**Exercise objective**
Your copy of the material must match it exactly, except that pictures are dropped.

--- Start ---

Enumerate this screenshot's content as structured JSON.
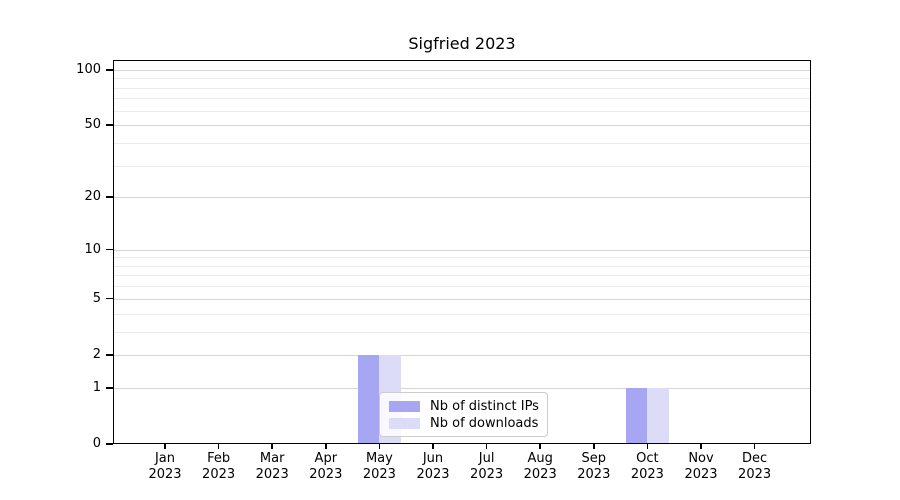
{
  "chart_data": {
    "type": "bar",
    "title": "Sigfried 2023",
    "categories": [
      "Jan",
      "Feb",
      "Mar",
      "Apr",
      "May",
      "Jun",
      "Jul",
      "Aug",
      "Sep",
      "Oct",
      "Nov",
      "Dec"
    ],
    "year_label": "2023",
    "series": [
      {
        "name": "Nb of distinct IPs",
        "color": "#a6a6f3",
        "values": [
          0,
          0,
          0,
          0,
          2,
          0,
          0,
          0,
          0,
          1,
          0,
          0
        ]
      },
      {
        "name": "Nb of downloads",
        "color": "#dcdcf8",
        "values": [
          0,
          0,
          0,
          0,
          2,
          0,
          0,
          0,
          0,
          1,
          0,
          0
        ]
      }
    ],
    "xlabel": "",
    "ylabel": "",
    "yscale": "log10(1+v)",
    "ylim": [
      0,
      113
    ],
    "yticks": [
      0,
      1,
      2,
      5,
      10,
      20,
      50,
      100
    ],
    "y_minor_gridlines": [
      3,
      4,
      6,
      7,
      8,
      9,
      30,
      40,
      60,
      70,
      80,
      90
    ],
    "grid": true,
    "legend_position": "lower-center-inside",
    "colors": {
      "major_grid": "#d5d5d5",
      "minor_grid": "#ebebeb",
      "axis": "#000000",
      "legend_border": "#cccccc"
    }
  }
}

--- End ---

**Solution**
Enumerate this screenshot's content as structured JSON.
{
  "chart_data": {
    "type": "bar",
    "title": "Sigfried 2023",
    "categories": [
      "Jan",
      "Feb",
      "Mar",
      "Apr",
      "May",
      "Jun",
      "Jul",
      "Aug",
      "Sep",
      "Oct",
      "Nov",
      "Dec"
    ],
    "year_label": "2023",
    "series": [
      {
        "name": "Nb of distinct IPs",
        "color": "#a6a6f3",
        "values": [
          0,
          0,
          0,
          0,
          2,
          0,
          0,
          0,
          0,
          1,
          0,
          0
        ]
      },
      {
        "name": "Nb of downloads",
        "color": "#dcdcf8",
        "values": [
          0,
          0,
          0,
          0,
          2,
          0,
          0,
          0,
          0,
          1,
          0,
          0
        ]
      }
    ],
    "xlabel": "",
    "ylabel": "",
    "yscale": "log10(1+v)",
    "ylim": [
      0,
      113
    ],
    "yticks": [
      0,
      1,
      2,
      5,
      10,
      20,
      50,
      100
    ],
    "y_minor_gridlines": [
      3,
      4,
      6,
      7,
      8,
      9,
      30,
      40,
      60,
      70,
      80,
      90
    ],
    "grid": true,
    "legend_position": "lower-center-inside",
    "colors": {
      "major_grid": "#d5d5d5",
      "minor_grid": "#ebebeb",
      "axis": "#000000",
      "legend_border": "#cccccc"
    }
  }
}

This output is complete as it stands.